(Excerpts from a figure dataset)

+===+

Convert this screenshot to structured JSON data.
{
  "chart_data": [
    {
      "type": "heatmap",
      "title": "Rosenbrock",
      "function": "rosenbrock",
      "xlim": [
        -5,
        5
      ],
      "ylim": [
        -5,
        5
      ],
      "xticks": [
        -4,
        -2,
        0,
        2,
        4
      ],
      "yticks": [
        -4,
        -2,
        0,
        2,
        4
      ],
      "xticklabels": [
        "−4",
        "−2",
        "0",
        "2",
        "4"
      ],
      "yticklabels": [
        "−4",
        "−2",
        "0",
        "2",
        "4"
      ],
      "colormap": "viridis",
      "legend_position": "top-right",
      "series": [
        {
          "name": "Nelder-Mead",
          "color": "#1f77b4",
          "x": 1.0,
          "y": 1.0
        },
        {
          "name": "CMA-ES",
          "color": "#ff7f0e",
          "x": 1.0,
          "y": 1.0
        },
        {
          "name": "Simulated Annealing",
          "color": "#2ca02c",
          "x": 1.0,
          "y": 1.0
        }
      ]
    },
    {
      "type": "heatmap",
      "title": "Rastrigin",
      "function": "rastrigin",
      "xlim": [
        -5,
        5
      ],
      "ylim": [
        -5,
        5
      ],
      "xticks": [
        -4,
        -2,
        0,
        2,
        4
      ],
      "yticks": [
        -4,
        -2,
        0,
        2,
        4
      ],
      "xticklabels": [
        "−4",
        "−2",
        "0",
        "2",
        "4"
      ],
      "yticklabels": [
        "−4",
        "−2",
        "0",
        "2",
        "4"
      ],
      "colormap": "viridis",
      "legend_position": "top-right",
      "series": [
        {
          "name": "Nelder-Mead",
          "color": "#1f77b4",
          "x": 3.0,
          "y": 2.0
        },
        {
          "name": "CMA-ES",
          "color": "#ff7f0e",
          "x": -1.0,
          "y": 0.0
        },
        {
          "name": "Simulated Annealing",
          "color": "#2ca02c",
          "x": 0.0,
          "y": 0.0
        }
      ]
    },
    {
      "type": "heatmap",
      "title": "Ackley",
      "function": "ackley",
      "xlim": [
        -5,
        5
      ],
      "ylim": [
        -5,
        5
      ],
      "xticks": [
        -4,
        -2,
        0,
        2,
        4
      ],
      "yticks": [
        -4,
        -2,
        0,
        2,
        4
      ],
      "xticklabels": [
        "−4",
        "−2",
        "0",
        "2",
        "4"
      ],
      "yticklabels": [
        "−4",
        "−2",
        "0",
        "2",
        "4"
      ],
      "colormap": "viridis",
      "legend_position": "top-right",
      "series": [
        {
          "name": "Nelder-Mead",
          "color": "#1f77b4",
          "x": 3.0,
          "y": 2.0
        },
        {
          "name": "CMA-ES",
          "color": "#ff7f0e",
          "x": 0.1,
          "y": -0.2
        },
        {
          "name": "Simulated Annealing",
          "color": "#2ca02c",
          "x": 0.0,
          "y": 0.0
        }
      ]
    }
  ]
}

+===+

### PROBLEM DESCRIPTION
Every entry should be printed again exactly as written.

### FINISHED TASK
Convert this screenshot to structured JSON data.
{
  "chart_data": [
    {
      "type": "heatmap",
      "title": "Rosenbrock",
      "function": "rosenbrock",
      "xlim": [
        -5,
        5
      ],
      "ylim": [
        -5,
        5
      ],
      "xticks": [
        -4,
        -2,
        0,
        2,
        4
      ],
      "yticks": [
        -4,
        -2,
        0,
        2,
        4
      ],
      "xticklabels": [
        "−4",
        "−2",
        "0",
        "2",
        "4"
      ],
      "yticklabels": [
        "−4",
        "−2",
        "0",
        "2",
        "4"
      ],
      "colormap": "viridis",
      "legend_position": "top-right",
      "series": [
        {
          "name": "Nelder-Mead",
          "color": "#1f77b4",
          "x": 1.0,
          "y": 1.0
        },
        {
          "name": "CMA-ES",
          "color": "#ff7f0e",
          "x": 1.0,
          "y": 1.0
        },
        {
          "name": "Simulated Annealing",
          "color": "#2ca02c",
          "x": 1.0,
          "y": 1.0
        }
      ]
    },
    {
      "type": "heatmap",
      "title": "Rastrigin",
      "function": "rastrigin",
      "xlim": [
        -5,
        5
      ],
      "ylim": [
        -5,
        5
      ],
      "xticks": [
        -4,
        -2,
        0,
        2,
        4
      ],
      "yticks": [
        -4,
        -2,
        0,
        2,
        4
      ],
      "xticklabels": [
        "−4",
        "−2",
        "0",
        "2",
        "4"
      ],
      "yticklabels": [
        "−4",
        "−2",
        "0",
        "2",
        "4"
      ],
      "colormap": "viridis",
      "legend_position": "top-right",
      "series": [
        {
          "name": "Nelder-Mead",
          "color": "#1f77b4",
          "x": 3.0,
          "y": 2.0
        },
        {
          "name": "CMA-ES",
          "color": "#ff7f0e",
          "x": -1.0,
          "y": 0.0
        },
        {
          "name": "Simulated Annealing",
          "color": "#2ca02c",
          "x": 0.0,
          "y": 0.0
        }
      ]
    },
    {
      "type": "heatmap",
      "title": "Ackley",
      "function": "ackley",
      "xlim": [
        -5,
        5
      ],
      "ylim": [
        -5,
        5
      ],
      "xticks": [
        -4,
        -2,
        0,
        2,
        4
      ],
      "yticks": [
        -4,
        -2,
        0,
        2,
        4
      ],
      "xticklabels": [
        "−4",
        "−2",
        "0",
        "2",
        "4"
      ],
      "yticklabels": [
        "−4",
        "−2",
        "0",
        "2",
        "4"
      ],
      "colormap": "viridis",
      "legend_position": "top-right",
      "series": [
        {
          "name": "Nelder-Mead",
          "color": "#1f77b4",
          "x": 3.0,
          "y": 2.0
        },
        {
          "name": "CMA-ES",
          "color": "#ff7f0e",
          "x": 0.1,
          "y": -0.2
        },
        {
          "name": "Simulated Annealing",
          "color": "#2ca02c",
          "x": 0.0,
          "y": 0.0
        }
      ]
    }
  ]
}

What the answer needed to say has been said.